### SUPPLIED TEXT
Taxonomy of Graphs part 2: Numeric Data

CSI-MTH-190

Schwab

Libraries

You may not have palmerpenguins installed. You’ll know if you get the following message:

Error in `library()`:

! there is no package called ‘palmerpenguins’

If so paste the install line into the console and type return/enter. (Remove the #).

library(tidyverse)
#install.packages("palmerpenguins")
library(palmerpenguins)

The Data

In this lecture I’ll use one set of data called palmerpenguins to illustrate some of the ideas you should consider when building a graph.

We’ll focus mostly on the numeric variables in this lecture, although many of the ideas are similar for both numeric and categorical variables.

Example mass

Recall how we can use summarize from lab 2 to calculate descriptive statistics.

# Putting inside of summarize is helpful
penguins |> 
  summarize(
    body_mass = mean( body_mass_g, na.rm=TRUE)
)
# A tibble: 1 × 1
  body_mass
      <dbl>
1     4202.

Below we can calculate the mean() with base R (i.e. without summarize()).

# But not necessary

mean(penguins$body_mass_g, na.rm = TRUE)
[1] 4201.754

Try one:

Find the median flipper length using summarize().

Answer:

To find the median flipper length using summarize() you would use this code in a chunk:

# Putting inside of summarize is helpful
penguins |> 
  summarize(
    body_mass = median( flipper_length_mm, na.rm=TRUE)

### WHAT IS REQUIRED
Please pick up the lecture notes on graphing numeric data with the penguins set at the point where they stop, and carry them forward.

### INFORMATION SUPPLIED
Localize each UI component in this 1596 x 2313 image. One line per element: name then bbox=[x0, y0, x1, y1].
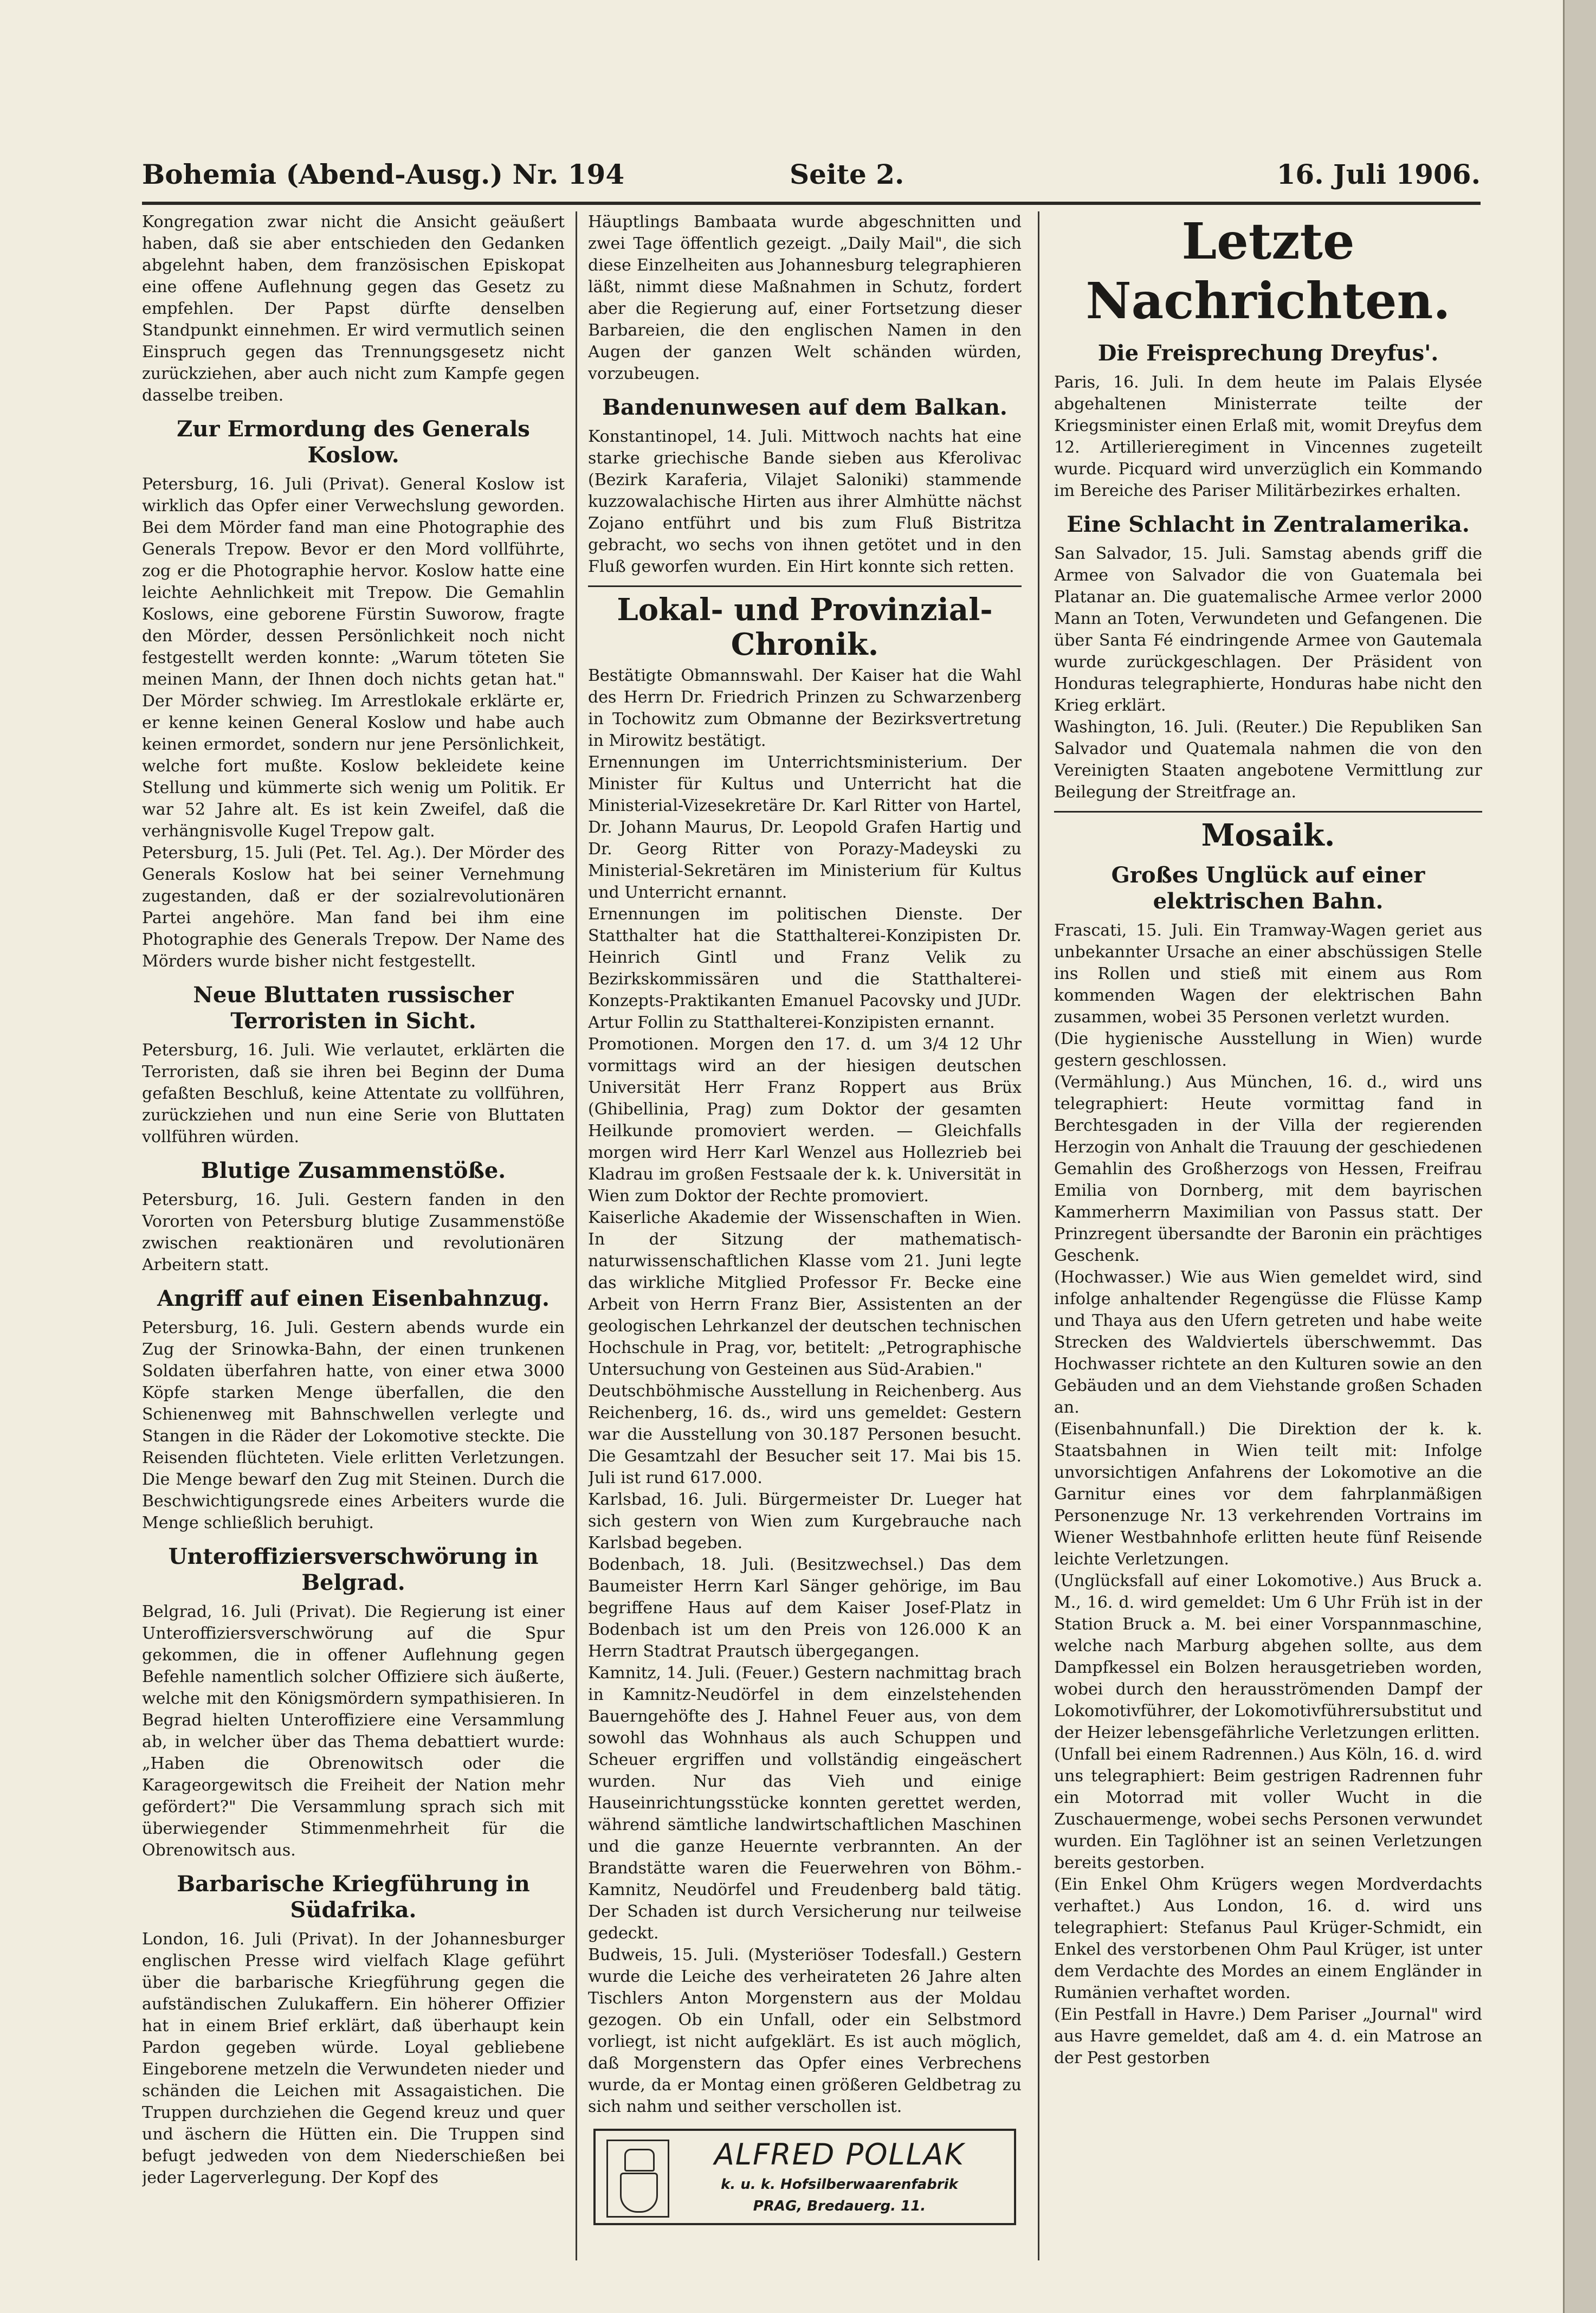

### TASK OUTPUT
)
# A tibble: 1 × 1
  body_mass
      <dbl>
1       197

Boxplots

Boxplots are helpful for finding outliers.

Try to make a boxplot of the penguins bill_depth_mm color it by island.

Code for graph

## boxplot for bill depth, separated by island.

penguins |>
  ggplot(aes(x = bill_depth_mm, color = island))+
  geom_boxplot()

geom_vline()

If you want to mark part of the graph, sometimes a vertical line is helpful. You simply add on a geom_vline() layer.

# Adding a brown line to show the mean billdepth. 

mean_bill_depth = mean(penguins$bill_depth_mm, na.rm = TRUE)

penguins |>
  ggplot(aes(x = bill_depth_mm, color = island))+
  geom_boxplot()+
  geom_vline(
    xintercept = mean_bill_depth,
    color="brown",
    linetype="dashed")

faceted

We can break code into smaller piece called facets.

# In the code below I am faceting by species

penguins |>
  ggplot(aes(x = bill_depth_mm, color = island))+
  geom_boxplot()+
  geom_vline(
    xintercept = mean(
      penguins$bill_depth_mm, na.rm = TRUE),
    color="brown",
    linetype="dashed")+
  facet_grid(~species)

Create Histograms

To see the spread, center and shape of a numeric variable.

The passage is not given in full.